## PROBLEM REQUIREMENTS
State only how many lines below include the string "moderna".

---------- DATA EXCERPTS

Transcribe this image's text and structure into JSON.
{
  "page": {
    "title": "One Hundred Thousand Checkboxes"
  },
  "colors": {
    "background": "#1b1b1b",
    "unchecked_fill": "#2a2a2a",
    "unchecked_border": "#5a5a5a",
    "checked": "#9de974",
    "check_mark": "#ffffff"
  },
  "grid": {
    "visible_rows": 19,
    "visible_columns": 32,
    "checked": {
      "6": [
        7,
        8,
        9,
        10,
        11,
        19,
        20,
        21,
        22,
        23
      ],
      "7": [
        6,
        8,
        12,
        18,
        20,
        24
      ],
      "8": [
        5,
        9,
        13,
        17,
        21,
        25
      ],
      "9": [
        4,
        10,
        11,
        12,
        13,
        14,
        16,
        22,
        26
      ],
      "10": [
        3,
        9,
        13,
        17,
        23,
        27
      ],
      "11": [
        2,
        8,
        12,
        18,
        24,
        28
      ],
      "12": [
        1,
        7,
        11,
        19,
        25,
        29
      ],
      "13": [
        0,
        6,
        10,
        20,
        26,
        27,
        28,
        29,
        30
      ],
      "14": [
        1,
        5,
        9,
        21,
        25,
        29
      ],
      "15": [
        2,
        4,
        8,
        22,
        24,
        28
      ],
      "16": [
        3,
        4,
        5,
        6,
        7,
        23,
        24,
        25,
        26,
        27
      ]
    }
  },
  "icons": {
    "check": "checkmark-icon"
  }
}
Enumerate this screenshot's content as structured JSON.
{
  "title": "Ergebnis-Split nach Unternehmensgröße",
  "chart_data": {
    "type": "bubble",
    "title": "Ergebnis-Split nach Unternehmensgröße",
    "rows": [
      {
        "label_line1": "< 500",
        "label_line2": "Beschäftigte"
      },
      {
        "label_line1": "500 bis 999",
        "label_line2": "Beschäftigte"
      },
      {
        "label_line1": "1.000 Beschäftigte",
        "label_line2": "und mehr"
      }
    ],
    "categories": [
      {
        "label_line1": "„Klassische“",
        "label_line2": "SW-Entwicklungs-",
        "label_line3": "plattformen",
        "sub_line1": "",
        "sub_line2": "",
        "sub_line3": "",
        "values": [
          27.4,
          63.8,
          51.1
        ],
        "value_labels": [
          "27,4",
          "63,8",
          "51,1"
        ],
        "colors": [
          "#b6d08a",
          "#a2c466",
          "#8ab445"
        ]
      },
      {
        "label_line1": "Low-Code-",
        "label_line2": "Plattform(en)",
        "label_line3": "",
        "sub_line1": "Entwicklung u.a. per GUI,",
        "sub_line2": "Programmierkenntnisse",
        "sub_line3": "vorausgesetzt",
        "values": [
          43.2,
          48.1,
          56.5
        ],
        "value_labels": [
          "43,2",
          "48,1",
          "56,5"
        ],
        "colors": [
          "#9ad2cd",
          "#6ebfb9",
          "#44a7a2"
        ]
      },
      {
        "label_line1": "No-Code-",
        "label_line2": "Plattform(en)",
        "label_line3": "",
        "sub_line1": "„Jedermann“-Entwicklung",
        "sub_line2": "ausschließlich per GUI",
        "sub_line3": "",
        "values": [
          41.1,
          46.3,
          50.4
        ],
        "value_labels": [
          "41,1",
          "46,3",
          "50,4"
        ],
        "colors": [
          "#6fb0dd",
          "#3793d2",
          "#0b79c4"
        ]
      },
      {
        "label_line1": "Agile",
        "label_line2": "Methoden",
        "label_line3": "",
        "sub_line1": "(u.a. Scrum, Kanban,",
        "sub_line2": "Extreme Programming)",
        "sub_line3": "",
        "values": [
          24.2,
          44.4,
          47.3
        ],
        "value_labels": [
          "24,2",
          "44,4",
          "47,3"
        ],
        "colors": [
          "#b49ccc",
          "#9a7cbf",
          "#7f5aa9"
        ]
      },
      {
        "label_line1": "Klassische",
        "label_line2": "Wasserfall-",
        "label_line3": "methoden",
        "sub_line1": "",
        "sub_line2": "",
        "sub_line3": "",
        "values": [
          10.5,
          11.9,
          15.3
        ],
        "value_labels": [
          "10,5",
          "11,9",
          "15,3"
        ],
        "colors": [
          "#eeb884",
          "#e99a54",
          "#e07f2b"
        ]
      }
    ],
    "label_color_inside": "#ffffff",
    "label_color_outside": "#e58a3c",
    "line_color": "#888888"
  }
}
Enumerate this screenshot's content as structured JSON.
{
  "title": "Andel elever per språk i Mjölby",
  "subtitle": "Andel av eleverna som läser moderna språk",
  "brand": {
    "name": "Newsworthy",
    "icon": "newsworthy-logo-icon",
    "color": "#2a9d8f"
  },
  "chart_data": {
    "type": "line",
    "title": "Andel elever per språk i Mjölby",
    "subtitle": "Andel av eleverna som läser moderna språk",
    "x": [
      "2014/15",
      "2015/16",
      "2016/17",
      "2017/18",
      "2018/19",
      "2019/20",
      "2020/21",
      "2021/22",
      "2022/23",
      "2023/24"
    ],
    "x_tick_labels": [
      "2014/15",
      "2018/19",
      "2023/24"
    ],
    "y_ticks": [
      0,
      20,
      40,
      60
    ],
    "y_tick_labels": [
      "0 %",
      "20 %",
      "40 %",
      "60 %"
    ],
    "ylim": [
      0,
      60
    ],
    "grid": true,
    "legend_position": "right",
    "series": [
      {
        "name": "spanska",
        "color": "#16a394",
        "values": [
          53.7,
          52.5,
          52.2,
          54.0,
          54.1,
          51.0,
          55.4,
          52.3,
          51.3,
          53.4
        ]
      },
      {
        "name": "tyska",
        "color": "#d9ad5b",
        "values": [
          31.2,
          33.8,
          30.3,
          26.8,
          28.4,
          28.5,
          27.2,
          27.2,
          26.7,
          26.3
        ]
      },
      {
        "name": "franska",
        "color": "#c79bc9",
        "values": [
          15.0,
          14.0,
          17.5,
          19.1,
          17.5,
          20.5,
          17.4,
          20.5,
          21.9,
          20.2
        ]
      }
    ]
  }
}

--------------------

## TASK OUTPUT
2